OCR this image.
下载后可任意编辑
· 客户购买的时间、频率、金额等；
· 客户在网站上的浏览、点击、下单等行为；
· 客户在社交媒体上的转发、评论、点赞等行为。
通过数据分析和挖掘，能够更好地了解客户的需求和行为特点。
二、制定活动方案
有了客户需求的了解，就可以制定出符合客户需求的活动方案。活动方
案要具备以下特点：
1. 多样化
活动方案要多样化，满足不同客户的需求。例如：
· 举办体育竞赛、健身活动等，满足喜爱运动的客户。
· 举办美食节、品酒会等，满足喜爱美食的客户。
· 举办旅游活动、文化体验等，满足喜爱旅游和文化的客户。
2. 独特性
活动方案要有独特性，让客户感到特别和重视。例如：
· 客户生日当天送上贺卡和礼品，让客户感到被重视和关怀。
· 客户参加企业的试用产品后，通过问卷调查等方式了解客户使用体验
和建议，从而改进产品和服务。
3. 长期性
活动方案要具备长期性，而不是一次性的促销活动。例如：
• • •
AIM:
Can you restate every record above word for word?

SOLUTION:
OCR this image.
下载后可任意编辑
· 客户购买的时间、频率、金额等；
· 客户在网站上的浏览、点击、下单等行为；
· 客户在社交媒体上的转发、评论、点赞等行为。
通过数据分析和挖掘，能够更好地了解客户的需求和行为特点。
二、制定活动方案
有了客户需求的了解，就可以制定出符合客户需求的活动方案。活动方
案要具备以下特点：
1. 多样化
活动方案要多样化，满足不同客户的需求。例如：
· 举办体育竞赛、健身活动等，满足喜爱运动的客户。
· 举办美食节、品酒会等，满足喜爱美食的客户。
· 举办旅游活动、文化体验等，满足喜爱旅游和文化的客户。
2. 独特性
活动方案要有独特性，让客户感到特别和重视。例如：
· 客户生日当天送上贺卡和礼品，让客户感到被重视和关怀。
· 客户参加企业的试用产品后，通过问卷调查等方式了解客户使用体验
和建议，从而改进产品和服务。
3. 长期性
活动方案要具备长期性，而不是一次性的促销活动。例如：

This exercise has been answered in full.